> **Written task**
Produce a verbatim transcription of the records below, beginning at the line containing "Read out every word on this page." and ending at the final line; include only those lines.

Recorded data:
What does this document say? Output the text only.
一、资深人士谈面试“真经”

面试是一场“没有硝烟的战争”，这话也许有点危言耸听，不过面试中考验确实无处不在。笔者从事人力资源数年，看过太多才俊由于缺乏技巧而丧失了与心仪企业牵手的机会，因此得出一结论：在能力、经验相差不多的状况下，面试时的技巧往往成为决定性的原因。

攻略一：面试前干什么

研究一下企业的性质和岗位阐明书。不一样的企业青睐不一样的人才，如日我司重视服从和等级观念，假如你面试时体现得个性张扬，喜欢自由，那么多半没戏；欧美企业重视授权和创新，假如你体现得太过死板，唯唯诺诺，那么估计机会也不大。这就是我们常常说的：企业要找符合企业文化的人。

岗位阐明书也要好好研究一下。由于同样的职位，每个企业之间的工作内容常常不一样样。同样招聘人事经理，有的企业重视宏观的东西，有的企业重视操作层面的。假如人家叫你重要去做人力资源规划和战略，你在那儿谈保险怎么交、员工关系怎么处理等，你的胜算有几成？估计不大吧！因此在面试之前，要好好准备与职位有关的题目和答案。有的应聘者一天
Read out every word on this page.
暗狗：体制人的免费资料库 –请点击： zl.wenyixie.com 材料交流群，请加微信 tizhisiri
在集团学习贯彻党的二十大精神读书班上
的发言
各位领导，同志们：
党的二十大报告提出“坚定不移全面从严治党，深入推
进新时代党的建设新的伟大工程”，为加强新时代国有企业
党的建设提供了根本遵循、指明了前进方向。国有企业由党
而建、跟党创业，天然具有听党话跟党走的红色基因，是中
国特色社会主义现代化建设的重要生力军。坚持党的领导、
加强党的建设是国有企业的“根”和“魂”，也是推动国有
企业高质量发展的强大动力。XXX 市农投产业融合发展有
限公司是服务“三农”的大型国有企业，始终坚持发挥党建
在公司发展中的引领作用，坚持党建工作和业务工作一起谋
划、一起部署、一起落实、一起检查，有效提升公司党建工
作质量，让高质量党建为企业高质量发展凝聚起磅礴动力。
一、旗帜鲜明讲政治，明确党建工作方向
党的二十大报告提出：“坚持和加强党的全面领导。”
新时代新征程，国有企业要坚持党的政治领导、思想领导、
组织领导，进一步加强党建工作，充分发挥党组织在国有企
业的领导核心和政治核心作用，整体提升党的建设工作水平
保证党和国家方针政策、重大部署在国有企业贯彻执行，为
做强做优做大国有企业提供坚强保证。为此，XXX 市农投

> **Result of this exercise**
Read out every word on this page.
暗狗：体制人的免费资料库 –请点击： zl.wenyixie.com 材料交流群，请加微信 tizhisiri
在集团学习贯彻党的二十大精神读书班上
的发言
各位领导，同志们：
党的二十大报告提出“坚定不移全面从严治党，深入推
进新时代党的建设新的伟大工程”，为加强新时代国有企业
党的建设提供了根本遵循、指明了前进方向。国有企业由党
而建、跟党创业，天然具有听党话跟党走的红色基因，是中
国特色社会主义现代化建设的重要生力军。坚持党的领导、
加强党的建设是国有企业的“根”和“魂”，也是推动国有
企业高质量发展的强大动力。XXX 市农投产业融合发展有
限公司是服务“三农”的大型国有企业，始终坚持发挥党建
在公司发展中的引领作用，坚持党建工作和业务工作一起谋
划、一起部署、一起落实、一起检查，有效提升公司党建工
作质量，让高质量党建为企业高质量发展凝聚起磅礴动力。
一、旗帜鲜明讲政治，明确党建工作方向
党的二十大报告提出：“坚持和加强党的全面领导。”
新时代新征程，国有企业要坚持党的政治领导、思想领导、
组织领导，进一步加强党建工作，充分发挥党组织在国有企
业的领导核心和政治核心作用，整体提升党的建设工作水平
保证党和国家方针政策、重大部署在国有企业贯彻执行，为
做强做优做大国有企业提供坚强保证。为此，XXX 市农投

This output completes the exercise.